■ Data for the task ■
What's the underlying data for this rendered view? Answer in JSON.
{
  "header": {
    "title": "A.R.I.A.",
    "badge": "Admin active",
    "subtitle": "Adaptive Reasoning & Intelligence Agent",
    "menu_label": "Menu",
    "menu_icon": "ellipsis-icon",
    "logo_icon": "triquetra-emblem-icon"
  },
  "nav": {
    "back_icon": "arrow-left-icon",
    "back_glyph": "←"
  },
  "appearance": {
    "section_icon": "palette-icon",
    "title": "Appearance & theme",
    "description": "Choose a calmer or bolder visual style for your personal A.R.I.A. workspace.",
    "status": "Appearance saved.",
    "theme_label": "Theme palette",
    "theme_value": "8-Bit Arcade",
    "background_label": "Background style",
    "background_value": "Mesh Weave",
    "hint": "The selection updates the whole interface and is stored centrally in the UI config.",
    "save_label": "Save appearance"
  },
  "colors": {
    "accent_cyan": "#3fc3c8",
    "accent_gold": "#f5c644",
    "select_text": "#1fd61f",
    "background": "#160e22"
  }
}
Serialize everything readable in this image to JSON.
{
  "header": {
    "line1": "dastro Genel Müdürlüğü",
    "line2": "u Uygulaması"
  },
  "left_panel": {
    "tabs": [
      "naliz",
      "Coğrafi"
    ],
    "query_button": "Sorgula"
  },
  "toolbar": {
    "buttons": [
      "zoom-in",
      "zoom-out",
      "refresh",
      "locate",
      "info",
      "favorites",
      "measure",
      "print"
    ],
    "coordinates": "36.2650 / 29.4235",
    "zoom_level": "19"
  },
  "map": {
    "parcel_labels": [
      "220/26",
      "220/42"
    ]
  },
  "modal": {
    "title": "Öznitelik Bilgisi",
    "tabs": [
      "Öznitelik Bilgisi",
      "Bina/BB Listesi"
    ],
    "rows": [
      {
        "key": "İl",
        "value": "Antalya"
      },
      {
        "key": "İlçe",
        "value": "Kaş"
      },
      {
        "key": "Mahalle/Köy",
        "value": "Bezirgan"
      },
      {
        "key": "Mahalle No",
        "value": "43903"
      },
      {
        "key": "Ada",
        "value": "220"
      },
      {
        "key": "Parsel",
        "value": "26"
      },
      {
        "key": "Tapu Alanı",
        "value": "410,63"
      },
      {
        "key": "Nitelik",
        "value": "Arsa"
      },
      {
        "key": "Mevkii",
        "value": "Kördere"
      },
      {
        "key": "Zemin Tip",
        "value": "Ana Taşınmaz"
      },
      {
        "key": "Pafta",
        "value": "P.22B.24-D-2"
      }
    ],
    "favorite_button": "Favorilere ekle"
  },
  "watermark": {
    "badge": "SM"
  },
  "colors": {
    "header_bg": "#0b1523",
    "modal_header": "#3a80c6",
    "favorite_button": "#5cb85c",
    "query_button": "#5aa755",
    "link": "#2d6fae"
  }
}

■ Task description ■
Isolate each line of the listing above that includes "Bilgisi". Copy it.

■ Complete output ■
    "title": "Öznitelik Bilgisi",
      "Öznitelik Bilgisi",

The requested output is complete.